Extracted data entries:

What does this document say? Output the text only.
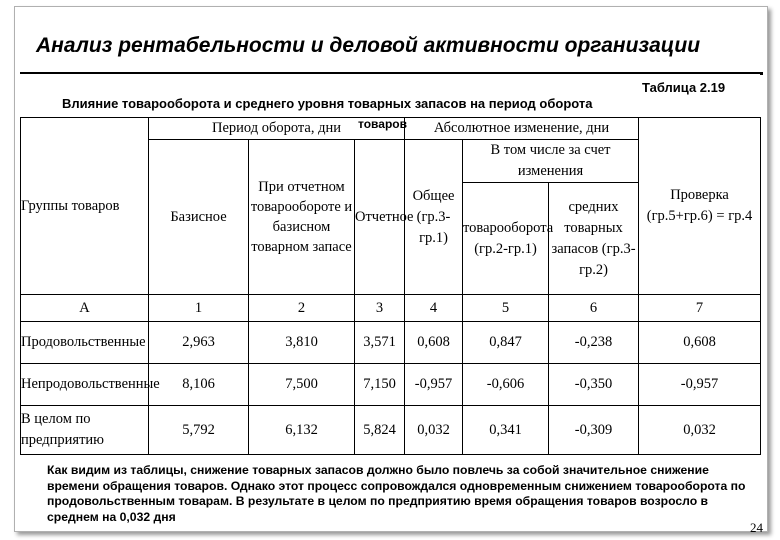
Анализ рентабельности и деловой активности организации
Таблица 2.19
Влияние товарооборота и среднего уровня товарных запасов на период оборота
Группы товаров	Период оборота, дни			Абсолютное изменение, дни			Проверка (гр.5+гр.6) = гр.4
	Базисное	При отчетном товарообороте и базисном товарном запасе	Отчетное	Общее (гр.3-гр.1)	В том числе за счет изменения		
					товарооборота (гр.2-гр.1)	средних товарных запасов (гр.3-гр.2)	
А	1	2	3	4	5	6	7
Продовольственные	2,963	3,810	3,571	0,608	0,847	-0,238	0,608
Непродовольственные	8,106	7,500	7,150	-0,957	-0,606	-0,350	-0,957
В целом по предприятию	5,792	6,132	5,824	0,032	0,341	-0,309	0,032
товаров
Как видим из таблицы, снижение товарных запасов должно было повлечь за собой значительное снижение времени обращения товаров. Однако этот процесс сопровождался одновременным снижением товарооборота по продовольственным товарам. В результате в целом по предприятию время обращения товаров возросло в среднем на 0,032 дня
24
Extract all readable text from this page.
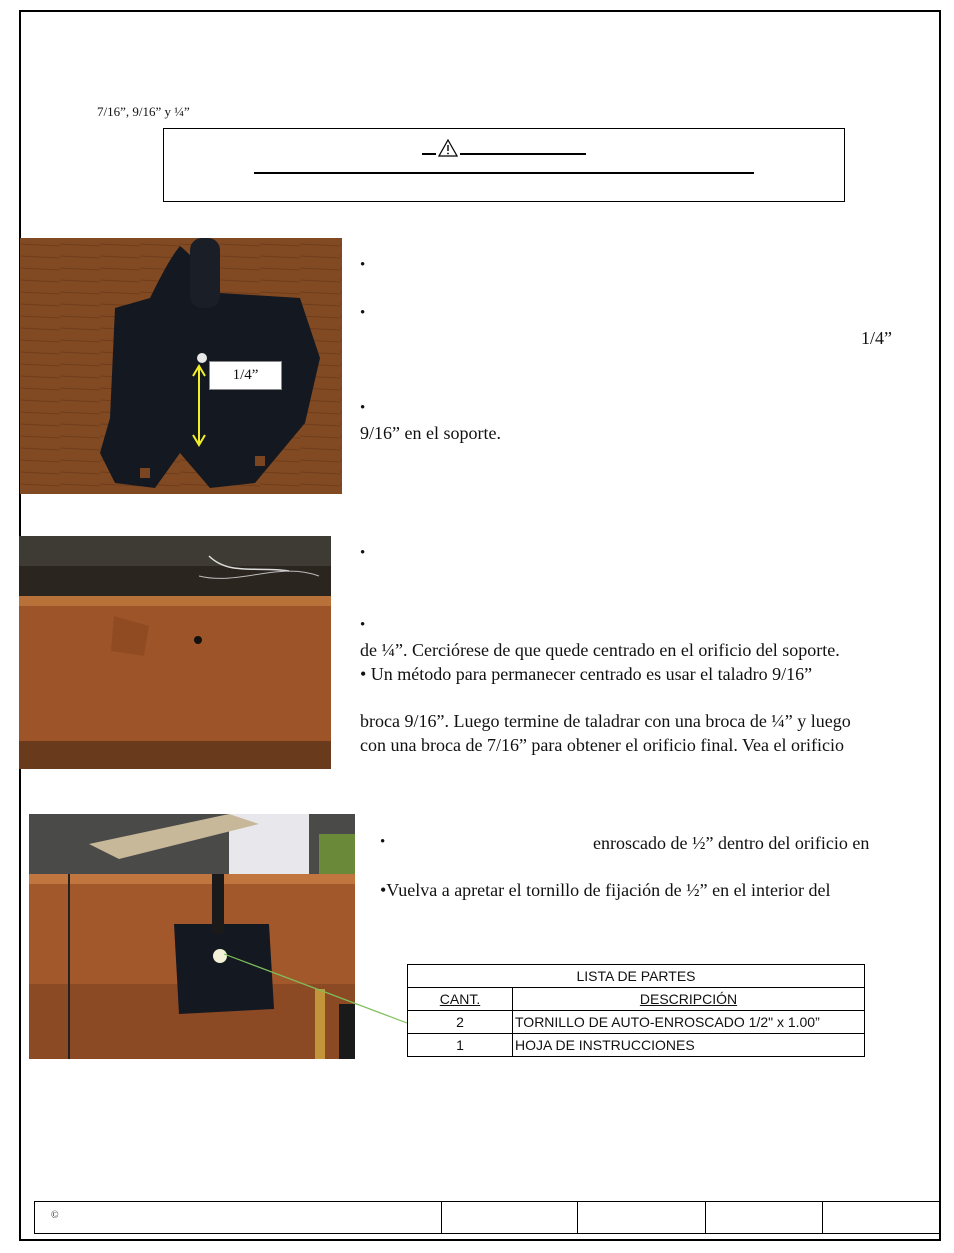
7/16”, 9/16” y ¼”
1/4”
•
•
1/4”
•
9/16” en el soporte.
•
•
de ¼”. Cerciórese de que quede centrado en el orificio del soporte.
• Un método para permanecer centrado es usar el taladro 9/16”
broca 9/16”. Luego termine de taladrar con una broca de ¼” y luego
con una broca de 7/16” para obtener el orificio final. Vea el orificio
•	enroscado de ½” dentro del orificio en
•Vuelva a apretar el tornillo de fijación de ½” en el interior del
LISTA DE PARTES	
CANT.	DESCRIPCIÓN
2	TORNILLO DE AUTO-ENROSCADO 1/2" x 1.00”
1	HOJA DE INSTRUCCIONES
©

* GIVEN EXERCISE *
Reproduce all of the data exactly; the pictures do not belong in the copy.

* THE OUTPUT *
What does this document say? Output the text only.
Анализ рентабельности и деловой активности организации
Таблица 2.19
Влияние товарооборота и среднего уровня товарных запасов на период оборота
Группы товаров	Период оборота, дни			Абсолютное изменение, дни			Проверка (гр.5+гр.6) = гр.4
	Базисное	При отчетном товарообороте и базисном товарном запасе	Отчетное	Общее (гр.3-гр.1)	В том числе за счет изменения		
					товарооборота (гр.2-гр.1)	средних товарных запасов (гр.3-гр.2)	
А	1	2	3	4	5	6	7
Продовольственные	2,963	3,810	3,571	0,608	0,847	-0,238	0,608
Непродовольственные	8,106	7,500	7,150	-0,957	-0,606	-0,350	-0,957
В целом по предприятию	5,792	6,132	5,824	0,032	0,341	-0,309	0,032
товаров
Как видим из таблицы, снижение товарных запасов должно было повлечь за собой значительное снижение времени обращения товаров. Однако этот процесс сопровождался одновременным снижением товарооборота по продовольственным товарам. В результате в целом по предприятию время обращения товаров возросло в среднем на 0,032 дня
24
Extract all readable text from this page.
7/16”, 9/16” y ¼”
1/4”
•
•
1/4”
•
9/16” en el soporte.
•
•
de ¼”. Cerciórese de que quede centrado en el orificio del soporte.
• Un método para permanecer centrado es usar el taladro 9/16”
broca 9/16”. Luego termine de taladrar con una broca de ¼” y luego
con una broca de 7/16” para obtener el orificio final. Vea el orificio
•	enroscado de ½” dentro del orificio en
•Vuelva a apretar el tornillo de fijación de ½” en el interior del
LISTA DE PARTES	
CANT.	DESCRIPCIÓN
2	TORNILLO DE AUTO-ENROSCADO 1/2" x 1.00”
1	HOJA DE INSTRUCCIONES
©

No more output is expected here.